Figure content listings:
+++++

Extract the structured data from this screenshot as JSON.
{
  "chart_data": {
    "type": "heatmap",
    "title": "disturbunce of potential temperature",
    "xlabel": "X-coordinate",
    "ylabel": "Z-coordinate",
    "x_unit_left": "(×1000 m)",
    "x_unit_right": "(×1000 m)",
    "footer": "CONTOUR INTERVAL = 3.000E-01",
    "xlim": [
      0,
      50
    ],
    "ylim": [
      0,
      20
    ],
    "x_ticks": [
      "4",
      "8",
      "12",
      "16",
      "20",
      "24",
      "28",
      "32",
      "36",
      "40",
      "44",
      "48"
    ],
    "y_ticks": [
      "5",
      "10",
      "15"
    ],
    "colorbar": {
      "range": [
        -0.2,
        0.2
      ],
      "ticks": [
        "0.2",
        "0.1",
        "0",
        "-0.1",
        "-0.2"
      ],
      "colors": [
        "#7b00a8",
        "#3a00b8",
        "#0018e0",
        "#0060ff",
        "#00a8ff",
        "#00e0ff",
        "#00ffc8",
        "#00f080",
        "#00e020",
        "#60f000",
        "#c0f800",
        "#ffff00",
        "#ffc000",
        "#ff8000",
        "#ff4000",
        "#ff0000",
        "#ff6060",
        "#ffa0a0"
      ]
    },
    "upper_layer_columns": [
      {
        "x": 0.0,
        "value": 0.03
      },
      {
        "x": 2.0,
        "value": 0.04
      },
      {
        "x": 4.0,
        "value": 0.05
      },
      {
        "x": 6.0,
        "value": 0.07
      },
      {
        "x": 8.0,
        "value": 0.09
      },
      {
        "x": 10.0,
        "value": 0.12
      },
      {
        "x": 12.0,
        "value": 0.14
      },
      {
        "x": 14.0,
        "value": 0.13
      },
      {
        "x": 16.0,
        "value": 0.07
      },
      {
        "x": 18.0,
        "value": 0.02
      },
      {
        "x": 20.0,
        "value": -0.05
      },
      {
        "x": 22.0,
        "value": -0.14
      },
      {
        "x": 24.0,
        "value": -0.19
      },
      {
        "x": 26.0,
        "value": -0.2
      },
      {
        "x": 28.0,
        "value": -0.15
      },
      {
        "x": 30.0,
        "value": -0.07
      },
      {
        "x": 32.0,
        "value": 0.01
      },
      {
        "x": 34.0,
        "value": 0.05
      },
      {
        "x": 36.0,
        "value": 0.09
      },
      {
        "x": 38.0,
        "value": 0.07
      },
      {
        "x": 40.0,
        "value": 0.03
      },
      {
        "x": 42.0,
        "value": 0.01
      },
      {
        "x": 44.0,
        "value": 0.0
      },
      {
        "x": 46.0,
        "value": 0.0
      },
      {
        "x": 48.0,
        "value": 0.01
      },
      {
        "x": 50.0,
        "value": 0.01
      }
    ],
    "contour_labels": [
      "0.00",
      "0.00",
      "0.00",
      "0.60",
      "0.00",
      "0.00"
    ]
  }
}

+++++

Exercise objective: In the material above, find the lines that contain "coordinate" and show them.

Solution to this task:
    "xlabel": "X-coordinate",
    "ylabel": "Z-coordinate",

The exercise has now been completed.